Exercise materials —
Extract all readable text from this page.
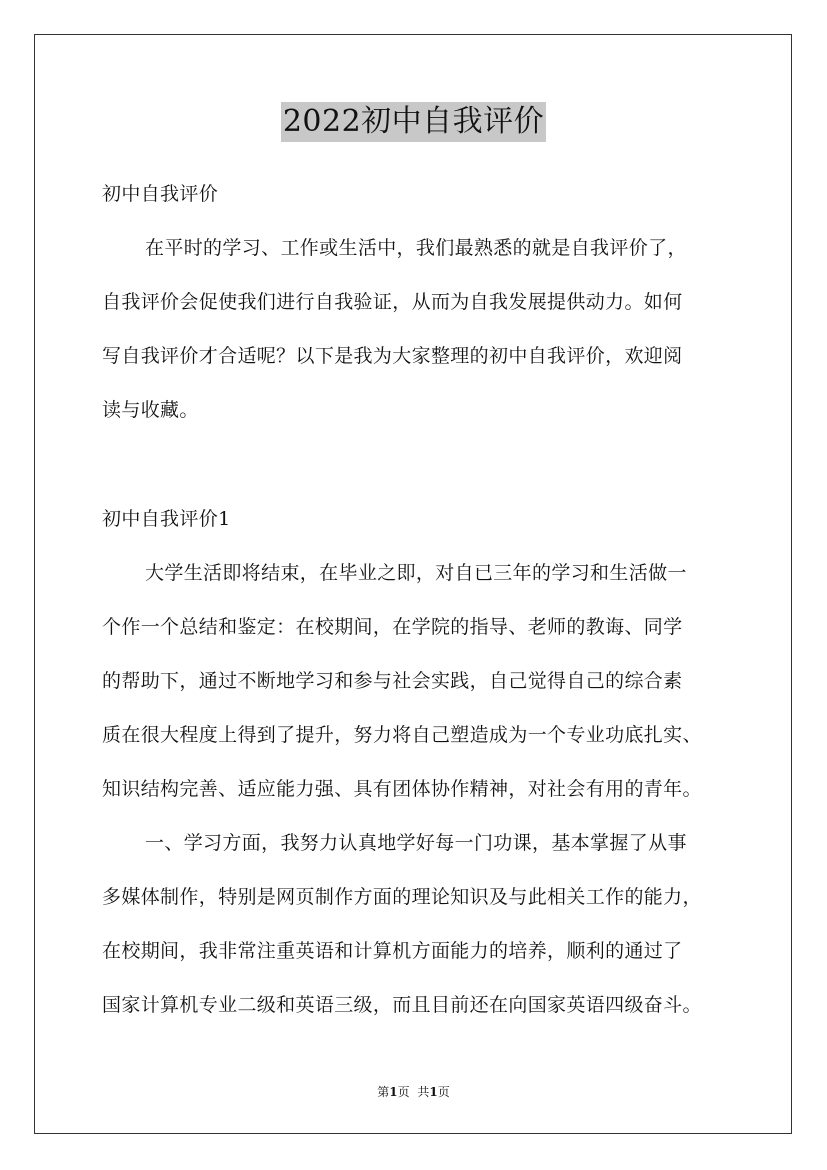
2022初中自我评价
初中自我评价
在平时的学习、工作或生活中，我们最熟悉的就是自我评价了，
自我评价会促使我们进行自我验证，从而为自我发展提供动力。如何
写自我评价才合适呢？以下是我为大家整理的初中自我评价，欢迎阅
读与收藏。
初中自我评价1
大学生活即将结束，在毕业之即，对自已三年的学习和生活做一
个作一个总结和鉴定：在校期间，在学院的指导、老师的教诲、同学
的帮助下，通过不断地学习和参与社会实践，自己觉得自己的综合素
质在很大程度上得到了提升，努力将自己塑造成为一个专业功底扎实、
知识结构完善、适应能力强、具有团体协作精神，对社会有用的青年。
一、学习方面，我努力认真地学好每一门功课，基本掌握了从事
多媒体制作，特别是网页制作方面的理论知识及与此相关工作的能力，
在校期间，我非常注重英语和计算机方面能力的培养，顺利的通过了
国家计算机专业二级和英语三级，而且目前还在向国家英语四级奋斗。
第1页 共1页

To be done —
Return from the data every line that holds "在校期间".

Exercise result —
个作一个总结和鉴定：在校期间，在学院的指导、老师的教诲、同学
在校期间，我非常注重英语和计算机方面能力的培养，顺利的通过了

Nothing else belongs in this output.